◆ **DATASET EXCERPTS**

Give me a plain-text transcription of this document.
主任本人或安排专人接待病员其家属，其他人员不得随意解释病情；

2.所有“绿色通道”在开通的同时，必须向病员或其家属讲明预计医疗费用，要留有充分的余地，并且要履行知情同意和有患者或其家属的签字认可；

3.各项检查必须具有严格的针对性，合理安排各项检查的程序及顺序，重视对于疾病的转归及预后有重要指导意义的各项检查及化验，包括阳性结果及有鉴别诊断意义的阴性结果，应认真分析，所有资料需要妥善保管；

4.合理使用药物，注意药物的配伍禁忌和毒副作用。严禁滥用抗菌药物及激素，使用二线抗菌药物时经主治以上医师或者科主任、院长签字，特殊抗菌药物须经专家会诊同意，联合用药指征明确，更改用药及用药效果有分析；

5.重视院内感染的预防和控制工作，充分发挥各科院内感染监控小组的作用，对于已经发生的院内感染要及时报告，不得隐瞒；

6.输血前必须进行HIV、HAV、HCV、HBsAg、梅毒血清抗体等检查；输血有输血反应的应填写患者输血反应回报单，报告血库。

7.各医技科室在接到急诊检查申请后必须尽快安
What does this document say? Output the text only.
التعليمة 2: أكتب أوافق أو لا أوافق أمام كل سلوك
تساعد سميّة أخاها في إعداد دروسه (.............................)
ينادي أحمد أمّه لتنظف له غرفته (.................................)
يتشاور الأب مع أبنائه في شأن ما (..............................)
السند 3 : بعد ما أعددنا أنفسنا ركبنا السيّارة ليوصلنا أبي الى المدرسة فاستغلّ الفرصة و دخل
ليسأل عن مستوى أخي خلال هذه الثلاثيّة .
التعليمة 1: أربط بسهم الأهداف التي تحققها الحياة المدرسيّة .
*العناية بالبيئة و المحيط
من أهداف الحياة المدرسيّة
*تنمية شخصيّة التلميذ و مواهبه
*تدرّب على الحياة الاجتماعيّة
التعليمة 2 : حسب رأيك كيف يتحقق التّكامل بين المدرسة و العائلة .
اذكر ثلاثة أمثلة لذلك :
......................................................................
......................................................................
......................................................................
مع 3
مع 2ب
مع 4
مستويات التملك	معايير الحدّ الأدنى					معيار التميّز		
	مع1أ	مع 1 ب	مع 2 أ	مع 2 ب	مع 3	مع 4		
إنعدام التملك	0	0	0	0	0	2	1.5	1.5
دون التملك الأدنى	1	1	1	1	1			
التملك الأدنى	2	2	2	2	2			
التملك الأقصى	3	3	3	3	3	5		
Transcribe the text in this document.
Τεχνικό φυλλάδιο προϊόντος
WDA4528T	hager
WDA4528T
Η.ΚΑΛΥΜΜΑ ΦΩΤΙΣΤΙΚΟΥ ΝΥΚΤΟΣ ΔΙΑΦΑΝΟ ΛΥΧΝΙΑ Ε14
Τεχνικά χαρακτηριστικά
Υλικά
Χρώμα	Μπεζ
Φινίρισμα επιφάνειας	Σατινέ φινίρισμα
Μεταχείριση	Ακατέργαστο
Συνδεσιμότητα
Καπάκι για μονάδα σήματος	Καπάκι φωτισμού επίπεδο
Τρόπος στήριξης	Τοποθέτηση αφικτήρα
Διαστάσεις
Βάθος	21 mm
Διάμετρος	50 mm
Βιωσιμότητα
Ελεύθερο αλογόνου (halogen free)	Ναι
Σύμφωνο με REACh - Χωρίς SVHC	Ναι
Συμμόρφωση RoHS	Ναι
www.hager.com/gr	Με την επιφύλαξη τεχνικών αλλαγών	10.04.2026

◆ **GIVEN REQUEST**
Pull out each record as written and restate it exactly.

◆ **RESULT FOR THIS EXERCISE**
Give me a plain-text transcription of this document.
主任本人或安排专人接待病员其家属，其他人员不得随意解释病情；

2.所有“绿色通道”在开通的同时，必须向病员或其家属讲明预计医疗费用，要留有充分的余地，并且要履行知情同意和有患者或其家属的签字认可；

3.各项检查必须具有严格的针对性，合理安排各项检查的程序及顺序，重视对于疾病的转归及预后有重要指导意义的各项检查及化验，包括阳性结果及有鉴别诊断意义的阴性结果，应认真分析，所有资料需要妥善保管；

4.合理使用药物，注意药物的配伍禁忌和毒副作用。严禁滥用抗菌药物及激素，使用二线抗菌药物时经主治以上医师或者科主任、院长签字，特殊抗菌药物须经专家会诊同意，联合用药指征明确，更改用药及用药效果有分析；

5.重视院内感染的预防和控制工作，充分发挥各科院内感染监控小组的作用，对于已经发生的院内感染要及时报告，不得隐瞒；

6.输血前必须进行HIV、HAV、HCV、HBsAg、梅毒血清抗体等检查；输血有输血反应的应填写患者输血反应回报单，报告血库。

7.各医技科室在接到急诊检查申请后必须尽快安
What does this document say? Output the text only.
التعليمة 2: أكتب أوافق أو لا أوافق أمام كل سلوك
تساعد سميّة أخاها في إعداد دروسه (.............................)
ينادي أحمد أمّه لتنظف له غرفته (.................................)
يتشاور الأب مع أبنائه في شأن ما (..............................)
السند 3 : بعد ما أعددنا أنفسنا ركبنا السيّارة ليوصلنا أبي الى المدرسة فاستغلّ الفرصة و دخل
ليسأل عن مستوى أخي خلال هذه الثلاثيّة .
التعليمة 1: أربط بسهم الأهداف التي تحققها الحياة المدرسيّة .
*العناية بالبيئة و المحيط
من أهداف الحياة المدرسيّة
*تنمية شخصيّة التلميذ و مواهبه
*تدرّب على الحياة الاجتماعيّة
التعليمة 2 : حسب رأيك كيف يتحقق التّكامل بين المدرسة و العائلة .
اذكر ثلاثة أمثلة لذلك :
......................................................................
......................................................................
......................................................................
مع 3
مع 2ب
مع 4
مستويات التملك	معايير الحدّ الأدنى					معيار التميّز		
	مع1أ	مع 1 ب	مع 2 أ	مع 2 ب	مع 3	مع 4		
إنعدام التملك	0	0	0	0	0	2	1.5	1.5
دون التملك الأدنى	1	1	1	1	1			
التملك الأدنى	2	2	2	2	2			
التملك الأقصى	3	3	3	3	3	5		
Transcribe the text in this document.
Τεχνικό φυλλάδιο προϊόντος
WDA4528T	hager
WDA4528T
Η.ΚΑΛΥΜΜΑ ΦΩΤΙΣΤΙΚΟΥ ΝΥΚΤΟΣ ΔΙΑΦΑΝΟ ΛΥΧΝΙΑ Ε14
Τεχνικά χαρακτηριστικά
Υλικά
Χρώμα	Μπεζ
Φινίρισμα επιφάνειας	Σατινέ φινίρισμα
Μεταχείριση	Ακατέργαστο
Συνδεσιμότητα
Καπάκι για μονάδα σήματος	Καπάκι φωτισμού επίπεδο
Τρόπος στήριξης	Τοποθέτηση αφικτήρα
Διαστάσεις
Βάθος	21 mm
Διάμετρος	50 mm
Βιωσιμότητα
Ελεύθερο αλογόνου (halogen free)	Ναι
Σύμφωνο με REACh - Χωρίς SVHC	Ναι
Συμμόρφωση RoHS	Ναι
www.hager.com/gr	Με την επιφύλαξη τεχνικών αλλαγών	10.04.2026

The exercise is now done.